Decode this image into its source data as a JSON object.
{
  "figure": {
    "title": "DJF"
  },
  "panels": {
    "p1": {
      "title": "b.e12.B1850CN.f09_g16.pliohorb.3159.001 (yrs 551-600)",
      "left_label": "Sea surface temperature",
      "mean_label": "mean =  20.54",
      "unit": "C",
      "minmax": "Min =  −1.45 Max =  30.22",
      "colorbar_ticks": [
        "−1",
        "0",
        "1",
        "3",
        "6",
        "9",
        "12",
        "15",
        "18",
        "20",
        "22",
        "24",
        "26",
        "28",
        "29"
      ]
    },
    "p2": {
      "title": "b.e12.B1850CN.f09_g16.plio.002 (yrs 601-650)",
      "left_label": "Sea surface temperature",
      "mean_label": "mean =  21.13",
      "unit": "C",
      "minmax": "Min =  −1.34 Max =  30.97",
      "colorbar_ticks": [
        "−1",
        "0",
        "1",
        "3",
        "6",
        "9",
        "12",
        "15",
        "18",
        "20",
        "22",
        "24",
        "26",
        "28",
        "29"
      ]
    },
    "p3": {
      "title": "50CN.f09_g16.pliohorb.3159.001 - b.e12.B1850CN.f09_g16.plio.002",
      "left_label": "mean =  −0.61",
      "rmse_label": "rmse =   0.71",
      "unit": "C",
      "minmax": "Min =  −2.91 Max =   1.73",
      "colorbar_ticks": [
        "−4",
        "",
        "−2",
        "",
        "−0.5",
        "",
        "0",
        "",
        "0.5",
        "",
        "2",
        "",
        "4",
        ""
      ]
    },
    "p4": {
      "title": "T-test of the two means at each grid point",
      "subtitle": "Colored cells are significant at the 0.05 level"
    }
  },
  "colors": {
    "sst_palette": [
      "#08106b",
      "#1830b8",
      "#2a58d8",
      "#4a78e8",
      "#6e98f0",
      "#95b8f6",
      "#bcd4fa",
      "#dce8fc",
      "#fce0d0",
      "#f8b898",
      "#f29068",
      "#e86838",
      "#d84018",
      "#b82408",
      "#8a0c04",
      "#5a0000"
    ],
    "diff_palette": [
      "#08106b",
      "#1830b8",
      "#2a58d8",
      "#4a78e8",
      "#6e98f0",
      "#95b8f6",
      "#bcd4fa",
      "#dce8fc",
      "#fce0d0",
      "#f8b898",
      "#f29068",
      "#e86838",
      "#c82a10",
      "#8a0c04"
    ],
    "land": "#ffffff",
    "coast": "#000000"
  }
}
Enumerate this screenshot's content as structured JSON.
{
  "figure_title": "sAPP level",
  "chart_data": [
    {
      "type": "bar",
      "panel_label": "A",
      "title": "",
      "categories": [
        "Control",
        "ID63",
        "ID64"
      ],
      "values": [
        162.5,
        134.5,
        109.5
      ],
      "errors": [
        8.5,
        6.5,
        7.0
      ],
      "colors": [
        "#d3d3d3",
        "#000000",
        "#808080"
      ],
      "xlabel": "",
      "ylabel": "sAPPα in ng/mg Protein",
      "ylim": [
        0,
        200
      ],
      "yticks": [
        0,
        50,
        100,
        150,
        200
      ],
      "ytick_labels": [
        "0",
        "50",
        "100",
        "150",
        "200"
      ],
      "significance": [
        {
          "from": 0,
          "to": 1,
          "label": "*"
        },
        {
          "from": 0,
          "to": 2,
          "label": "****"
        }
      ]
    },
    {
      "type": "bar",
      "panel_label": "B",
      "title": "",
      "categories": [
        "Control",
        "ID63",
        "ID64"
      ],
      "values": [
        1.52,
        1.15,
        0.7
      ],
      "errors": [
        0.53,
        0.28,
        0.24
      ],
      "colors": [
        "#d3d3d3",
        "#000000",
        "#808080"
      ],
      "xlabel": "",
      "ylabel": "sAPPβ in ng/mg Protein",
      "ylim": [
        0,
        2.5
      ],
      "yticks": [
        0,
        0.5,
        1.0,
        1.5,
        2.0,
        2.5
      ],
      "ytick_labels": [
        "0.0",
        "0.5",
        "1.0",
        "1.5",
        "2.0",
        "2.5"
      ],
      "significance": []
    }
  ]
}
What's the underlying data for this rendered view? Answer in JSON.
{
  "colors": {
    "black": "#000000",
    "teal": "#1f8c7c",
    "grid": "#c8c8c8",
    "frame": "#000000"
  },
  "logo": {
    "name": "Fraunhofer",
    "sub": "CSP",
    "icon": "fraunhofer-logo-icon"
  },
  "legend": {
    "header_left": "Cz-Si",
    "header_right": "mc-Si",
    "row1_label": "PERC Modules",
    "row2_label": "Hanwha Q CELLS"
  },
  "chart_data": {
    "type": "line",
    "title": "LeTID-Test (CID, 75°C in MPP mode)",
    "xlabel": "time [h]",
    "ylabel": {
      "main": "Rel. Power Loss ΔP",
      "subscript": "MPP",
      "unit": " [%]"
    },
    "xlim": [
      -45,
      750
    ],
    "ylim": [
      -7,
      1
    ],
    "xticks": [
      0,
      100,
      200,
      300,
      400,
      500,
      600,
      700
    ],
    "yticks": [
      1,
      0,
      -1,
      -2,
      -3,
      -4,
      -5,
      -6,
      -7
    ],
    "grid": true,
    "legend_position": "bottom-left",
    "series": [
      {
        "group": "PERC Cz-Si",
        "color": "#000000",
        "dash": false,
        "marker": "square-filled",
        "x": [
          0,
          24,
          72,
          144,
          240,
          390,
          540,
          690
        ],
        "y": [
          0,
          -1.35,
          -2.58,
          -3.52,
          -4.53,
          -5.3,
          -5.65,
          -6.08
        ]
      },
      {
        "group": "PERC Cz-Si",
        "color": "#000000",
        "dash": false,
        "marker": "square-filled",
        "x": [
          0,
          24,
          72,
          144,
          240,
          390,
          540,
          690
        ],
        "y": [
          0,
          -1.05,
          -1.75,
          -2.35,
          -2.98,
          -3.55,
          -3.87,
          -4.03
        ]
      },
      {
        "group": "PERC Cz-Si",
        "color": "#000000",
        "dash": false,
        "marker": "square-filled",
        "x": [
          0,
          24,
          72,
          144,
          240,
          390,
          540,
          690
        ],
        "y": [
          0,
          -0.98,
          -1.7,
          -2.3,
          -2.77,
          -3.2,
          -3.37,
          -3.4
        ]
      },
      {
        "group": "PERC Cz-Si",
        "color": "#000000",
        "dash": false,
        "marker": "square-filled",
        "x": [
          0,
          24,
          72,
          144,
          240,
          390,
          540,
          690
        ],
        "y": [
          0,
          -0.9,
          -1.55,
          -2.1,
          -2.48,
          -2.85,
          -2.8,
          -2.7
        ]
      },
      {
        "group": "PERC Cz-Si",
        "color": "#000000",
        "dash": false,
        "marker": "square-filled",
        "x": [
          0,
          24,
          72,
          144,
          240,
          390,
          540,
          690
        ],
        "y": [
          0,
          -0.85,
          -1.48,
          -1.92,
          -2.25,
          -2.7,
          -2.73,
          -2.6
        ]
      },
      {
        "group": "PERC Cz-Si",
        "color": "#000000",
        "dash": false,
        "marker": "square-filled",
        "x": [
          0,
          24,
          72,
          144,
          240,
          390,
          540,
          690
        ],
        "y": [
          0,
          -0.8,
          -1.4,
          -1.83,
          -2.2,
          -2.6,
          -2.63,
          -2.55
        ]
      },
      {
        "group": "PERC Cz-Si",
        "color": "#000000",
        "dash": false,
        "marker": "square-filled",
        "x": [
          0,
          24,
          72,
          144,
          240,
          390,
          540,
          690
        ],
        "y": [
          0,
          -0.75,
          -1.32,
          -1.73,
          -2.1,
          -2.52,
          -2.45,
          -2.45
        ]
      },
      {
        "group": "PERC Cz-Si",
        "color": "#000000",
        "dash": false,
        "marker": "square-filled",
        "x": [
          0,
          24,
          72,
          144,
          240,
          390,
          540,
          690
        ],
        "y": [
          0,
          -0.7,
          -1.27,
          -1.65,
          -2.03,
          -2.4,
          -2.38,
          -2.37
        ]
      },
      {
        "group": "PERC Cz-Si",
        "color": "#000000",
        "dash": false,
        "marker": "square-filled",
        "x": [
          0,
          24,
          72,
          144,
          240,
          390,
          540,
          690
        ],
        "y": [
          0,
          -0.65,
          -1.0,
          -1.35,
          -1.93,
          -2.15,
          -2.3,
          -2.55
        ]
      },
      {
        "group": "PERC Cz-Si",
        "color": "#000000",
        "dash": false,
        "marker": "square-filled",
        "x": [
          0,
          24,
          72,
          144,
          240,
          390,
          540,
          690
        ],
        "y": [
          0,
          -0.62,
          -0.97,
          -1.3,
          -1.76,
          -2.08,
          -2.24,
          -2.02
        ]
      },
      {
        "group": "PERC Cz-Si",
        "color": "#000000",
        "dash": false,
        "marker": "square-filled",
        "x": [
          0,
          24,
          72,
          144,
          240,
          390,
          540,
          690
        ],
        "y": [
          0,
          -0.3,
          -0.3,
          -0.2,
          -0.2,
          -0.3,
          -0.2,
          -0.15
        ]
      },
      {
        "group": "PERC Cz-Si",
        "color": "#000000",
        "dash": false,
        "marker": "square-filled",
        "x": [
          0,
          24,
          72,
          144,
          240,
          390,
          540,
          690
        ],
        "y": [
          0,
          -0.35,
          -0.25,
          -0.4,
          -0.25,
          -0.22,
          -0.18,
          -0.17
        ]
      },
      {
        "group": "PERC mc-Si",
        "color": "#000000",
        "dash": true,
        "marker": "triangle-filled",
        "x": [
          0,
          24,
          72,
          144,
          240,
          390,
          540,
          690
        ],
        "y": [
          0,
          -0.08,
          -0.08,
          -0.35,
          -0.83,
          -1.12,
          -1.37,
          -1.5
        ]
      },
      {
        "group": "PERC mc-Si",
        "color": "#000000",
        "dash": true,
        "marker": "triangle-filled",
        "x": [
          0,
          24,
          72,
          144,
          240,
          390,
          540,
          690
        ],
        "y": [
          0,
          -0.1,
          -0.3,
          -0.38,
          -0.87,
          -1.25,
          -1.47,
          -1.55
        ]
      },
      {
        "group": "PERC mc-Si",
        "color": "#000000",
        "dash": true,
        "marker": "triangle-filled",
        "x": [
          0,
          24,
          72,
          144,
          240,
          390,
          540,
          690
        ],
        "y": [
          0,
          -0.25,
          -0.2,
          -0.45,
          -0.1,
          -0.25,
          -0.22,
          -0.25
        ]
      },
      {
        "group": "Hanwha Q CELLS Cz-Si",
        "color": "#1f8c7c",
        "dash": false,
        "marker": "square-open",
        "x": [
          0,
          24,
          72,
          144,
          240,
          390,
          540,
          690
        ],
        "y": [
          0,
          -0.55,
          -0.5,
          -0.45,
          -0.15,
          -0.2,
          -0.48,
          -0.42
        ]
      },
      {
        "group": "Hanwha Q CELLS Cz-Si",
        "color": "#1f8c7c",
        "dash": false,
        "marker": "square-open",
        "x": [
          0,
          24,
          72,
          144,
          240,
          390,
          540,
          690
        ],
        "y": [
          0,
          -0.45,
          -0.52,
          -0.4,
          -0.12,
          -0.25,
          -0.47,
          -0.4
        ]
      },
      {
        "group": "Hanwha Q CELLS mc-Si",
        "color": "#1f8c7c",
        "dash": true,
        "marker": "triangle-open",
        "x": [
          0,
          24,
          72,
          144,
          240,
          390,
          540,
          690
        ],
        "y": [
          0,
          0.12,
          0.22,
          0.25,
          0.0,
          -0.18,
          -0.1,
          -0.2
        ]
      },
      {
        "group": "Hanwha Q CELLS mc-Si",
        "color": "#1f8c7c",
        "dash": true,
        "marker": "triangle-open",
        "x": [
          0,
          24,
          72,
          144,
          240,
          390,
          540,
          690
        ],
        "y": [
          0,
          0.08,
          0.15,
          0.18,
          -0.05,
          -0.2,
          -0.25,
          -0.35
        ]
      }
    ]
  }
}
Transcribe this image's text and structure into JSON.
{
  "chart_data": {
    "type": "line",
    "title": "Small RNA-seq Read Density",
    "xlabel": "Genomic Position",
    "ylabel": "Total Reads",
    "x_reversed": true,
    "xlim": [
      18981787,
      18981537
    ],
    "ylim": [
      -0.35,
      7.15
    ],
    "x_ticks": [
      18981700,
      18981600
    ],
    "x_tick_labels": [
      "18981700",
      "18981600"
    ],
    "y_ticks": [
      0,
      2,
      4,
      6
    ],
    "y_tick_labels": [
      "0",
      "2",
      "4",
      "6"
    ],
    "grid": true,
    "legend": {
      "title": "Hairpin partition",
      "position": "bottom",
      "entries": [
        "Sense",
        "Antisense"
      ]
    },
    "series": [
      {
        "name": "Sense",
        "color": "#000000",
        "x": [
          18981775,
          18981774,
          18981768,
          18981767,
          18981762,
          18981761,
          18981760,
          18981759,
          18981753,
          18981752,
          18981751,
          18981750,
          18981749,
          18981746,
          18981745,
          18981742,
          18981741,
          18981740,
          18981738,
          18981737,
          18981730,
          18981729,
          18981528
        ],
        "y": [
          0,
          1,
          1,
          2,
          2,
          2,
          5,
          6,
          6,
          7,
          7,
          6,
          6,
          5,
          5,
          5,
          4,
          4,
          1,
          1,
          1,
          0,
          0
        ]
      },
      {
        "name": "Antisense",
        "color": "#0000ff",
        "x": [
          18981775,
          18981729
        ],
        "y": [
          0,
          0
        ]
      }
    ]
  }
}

Directions
Scan the material above. Extract every line in which the word "pliohorb" occurs.

Solution for this problem
      "title": "b.e12.B1850CN.f09_g16.pliohorb.3159.001 (yrs 551-600)",
      "title": "50CN.f09_g16.pliohorb.3159.001 - b.e12.B1850CN.f09_g16.plio.002",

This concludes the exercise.